TASK DIRECTIONS:
Work out how many lines hold the string "Rofiq". The answer is a single number, nothing more.
* begin *
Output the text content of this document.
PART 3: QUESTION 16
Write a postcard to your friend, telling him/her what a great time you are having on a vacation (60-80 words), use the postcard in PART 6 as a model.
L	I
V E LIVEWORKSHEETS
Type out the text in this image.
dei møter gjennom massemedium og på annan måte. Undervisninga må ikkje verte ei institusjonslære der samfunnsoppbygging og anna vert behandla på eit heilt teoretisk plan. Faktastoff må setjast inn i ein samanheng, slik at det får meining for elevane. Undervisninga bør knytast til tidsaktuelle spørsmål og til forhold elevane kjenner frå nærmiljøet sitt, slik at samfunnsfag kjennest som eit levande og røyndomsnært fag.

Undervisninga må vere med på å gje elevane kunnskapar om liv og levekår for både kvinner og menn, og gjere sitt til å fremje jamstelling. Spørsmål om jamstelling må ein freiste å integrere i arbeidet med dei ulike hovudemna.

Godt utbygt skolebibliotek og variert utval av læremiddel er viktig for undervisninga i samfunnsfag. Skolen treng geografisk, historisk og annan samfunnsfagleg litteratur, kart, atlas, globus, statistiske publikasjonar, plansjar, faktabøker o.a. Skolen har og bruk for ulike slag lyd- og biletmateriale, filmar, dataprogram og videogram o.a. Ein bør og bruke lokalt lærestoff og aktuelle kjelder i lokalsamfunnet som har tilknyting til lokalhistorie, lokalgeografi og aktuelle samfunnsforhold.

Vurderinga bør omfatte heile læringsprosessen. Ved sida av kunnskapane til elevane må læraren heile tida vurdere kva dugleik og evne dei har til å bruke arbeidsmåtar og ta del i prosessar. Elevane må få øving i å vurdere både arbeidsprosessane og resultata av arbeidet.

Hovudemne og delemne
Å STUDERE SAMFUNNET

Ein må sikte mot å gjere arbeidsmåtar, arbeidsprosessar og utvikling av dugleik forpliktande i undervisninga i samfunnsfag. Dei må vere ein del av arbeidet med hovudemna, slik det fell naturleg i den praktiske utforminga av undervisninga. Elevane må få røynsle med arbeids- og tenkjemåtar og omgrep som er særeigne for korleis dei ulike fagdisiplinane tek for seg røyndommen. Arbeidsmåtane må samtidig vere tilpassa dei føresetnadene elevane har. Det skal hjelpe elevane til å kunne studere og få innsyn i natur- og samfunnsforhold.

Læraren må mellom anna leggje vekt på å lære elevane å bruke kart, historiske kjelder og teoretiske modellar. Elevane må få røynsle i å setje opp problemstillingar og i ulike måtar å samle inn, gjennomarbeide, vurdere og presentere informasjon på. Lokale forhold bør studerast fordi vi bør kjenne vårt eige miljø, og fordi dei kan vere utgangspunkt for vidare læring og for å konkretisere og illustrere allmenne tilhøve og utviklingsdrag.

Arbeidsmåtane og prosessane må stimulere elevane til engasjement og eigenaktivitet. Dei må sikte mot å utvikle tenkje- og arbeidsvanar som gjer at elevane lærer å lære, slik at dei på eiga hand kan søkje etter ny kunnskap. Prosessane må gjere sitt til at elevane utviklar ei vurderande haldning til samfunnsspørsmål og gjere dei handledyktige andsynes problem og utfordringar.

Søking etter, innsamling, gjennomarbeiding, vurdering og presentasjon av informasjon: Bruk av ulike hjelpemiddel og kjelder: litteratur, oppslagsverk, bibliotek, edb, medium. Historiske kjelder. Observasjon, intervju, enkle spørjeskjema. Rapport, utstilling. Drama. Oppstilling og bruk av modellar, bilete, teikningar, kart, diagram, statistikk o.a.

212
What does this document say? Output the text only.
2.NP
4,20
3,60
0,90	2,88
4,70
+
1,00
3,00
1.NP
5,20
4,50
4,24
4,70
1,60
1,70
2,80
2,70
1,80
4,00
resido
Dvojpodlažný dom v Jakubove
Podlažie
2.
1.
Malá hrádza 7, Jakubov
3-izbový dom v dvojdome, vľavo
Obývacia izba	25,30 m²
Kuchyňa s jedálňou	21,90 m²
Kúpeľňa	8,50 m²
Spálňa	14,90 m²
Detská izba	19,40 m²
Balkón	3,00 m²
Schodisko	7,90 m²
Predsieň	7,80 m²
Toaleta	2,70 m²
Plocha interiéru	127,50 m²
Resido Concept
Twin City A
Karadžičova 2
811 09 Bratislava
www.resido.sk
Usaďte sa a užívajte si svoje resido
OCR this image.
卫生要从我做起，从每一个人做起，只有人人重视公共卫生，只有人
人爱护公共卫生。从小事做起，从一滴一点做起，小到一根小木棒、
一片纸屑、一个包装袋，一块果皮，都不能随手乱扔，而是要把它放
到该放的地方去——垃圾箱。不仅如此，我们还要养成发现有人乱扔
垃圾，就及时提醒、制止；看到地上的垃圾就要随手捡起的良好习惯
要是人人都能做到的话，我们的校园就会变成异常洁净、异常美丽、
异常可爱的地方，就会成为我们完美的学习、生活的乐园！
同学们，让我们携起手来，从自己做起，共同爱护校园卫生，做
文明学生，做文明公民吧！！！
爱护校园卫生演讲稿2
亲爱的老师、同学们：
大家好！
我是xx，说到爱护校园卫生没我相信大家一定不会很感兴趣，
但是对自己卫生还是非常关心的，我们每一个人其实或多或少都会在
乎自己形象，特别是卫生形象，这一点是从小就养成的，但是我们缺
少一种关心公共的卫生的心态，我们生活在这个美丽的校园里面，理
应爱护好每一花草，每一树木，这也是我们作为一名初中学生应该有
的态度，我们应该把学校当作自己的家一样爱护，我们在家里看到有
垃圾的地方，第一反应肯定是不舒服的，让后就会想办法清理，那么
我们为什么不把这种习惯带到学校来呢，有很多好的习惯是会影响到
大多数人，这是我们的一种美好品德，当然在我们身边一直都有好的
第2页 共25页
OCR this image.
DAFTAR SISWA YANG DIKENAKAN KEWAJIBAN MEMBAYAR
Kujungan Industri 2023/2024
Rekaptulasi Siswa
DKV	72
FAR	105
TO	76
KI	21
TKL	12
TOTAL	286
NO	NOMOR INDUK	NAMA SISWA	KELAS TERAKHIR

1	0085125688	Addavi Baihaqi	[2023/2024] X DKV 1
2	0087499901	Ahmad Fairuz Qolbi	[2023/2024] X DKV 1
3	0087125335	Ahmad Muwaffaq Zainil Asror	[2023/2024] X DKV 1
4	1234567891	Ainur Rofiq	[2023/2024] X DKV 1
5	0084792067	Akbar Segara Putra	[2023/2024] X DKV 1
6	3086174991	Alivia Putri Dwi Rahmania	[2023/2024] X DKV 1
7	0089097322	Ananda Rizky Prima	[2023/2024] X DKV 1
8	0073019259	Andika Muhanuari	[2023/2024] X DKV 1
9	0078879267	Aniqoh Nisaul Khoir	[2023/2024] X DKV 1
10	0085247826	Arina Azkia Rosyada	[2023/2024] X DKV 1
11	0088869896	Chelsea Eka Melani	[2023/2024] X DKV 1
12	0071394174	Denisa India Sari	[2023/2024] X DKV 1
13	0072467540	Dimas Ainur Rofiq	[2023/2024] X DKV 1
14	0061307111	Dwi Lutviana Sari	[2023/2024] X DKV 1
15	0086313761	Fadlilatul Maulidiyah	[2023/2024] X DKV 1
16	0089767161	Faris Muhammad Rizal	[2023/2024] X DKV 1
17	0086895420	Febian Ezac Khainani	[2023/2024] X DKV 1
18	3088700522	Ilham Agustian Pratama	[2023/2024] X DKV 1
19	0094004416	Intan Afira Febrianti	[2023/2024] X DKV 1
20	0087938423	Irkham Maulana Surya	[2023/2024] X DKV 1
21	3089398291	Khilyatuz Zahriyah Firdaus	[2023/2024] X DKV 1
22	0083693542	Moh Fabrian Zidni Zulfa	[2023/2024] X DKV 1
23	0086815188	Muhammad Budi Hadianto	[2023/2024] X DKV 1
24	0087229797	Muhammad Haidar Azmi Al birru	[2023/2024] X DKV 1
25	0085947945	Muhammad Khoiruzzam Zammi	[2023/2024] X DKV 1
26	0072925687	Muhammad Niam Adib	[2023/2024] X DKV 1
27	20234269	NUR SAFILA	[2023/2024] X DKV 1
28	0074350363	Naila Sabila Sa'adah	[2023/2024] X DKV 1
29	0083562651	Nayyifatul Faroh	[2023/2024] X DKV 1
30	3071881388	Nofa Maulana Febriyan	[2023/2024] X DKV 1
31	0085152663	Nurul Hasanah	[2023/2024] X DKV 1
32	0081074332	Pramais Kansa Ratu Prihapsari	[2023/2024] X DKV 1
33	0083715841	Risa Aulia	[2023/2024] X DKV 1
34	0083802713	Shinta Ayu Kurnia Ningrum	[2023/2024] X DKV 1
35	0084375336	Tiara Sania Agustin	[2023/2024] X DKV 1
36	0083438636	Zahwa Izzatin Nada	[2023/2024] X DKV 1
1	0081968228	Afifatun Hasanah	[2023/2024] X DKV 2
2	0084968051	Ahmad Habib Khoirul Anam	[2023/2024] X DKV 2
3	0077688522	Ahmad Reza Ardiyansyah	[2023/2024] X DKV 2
* end *
FULL SOLUTION:
2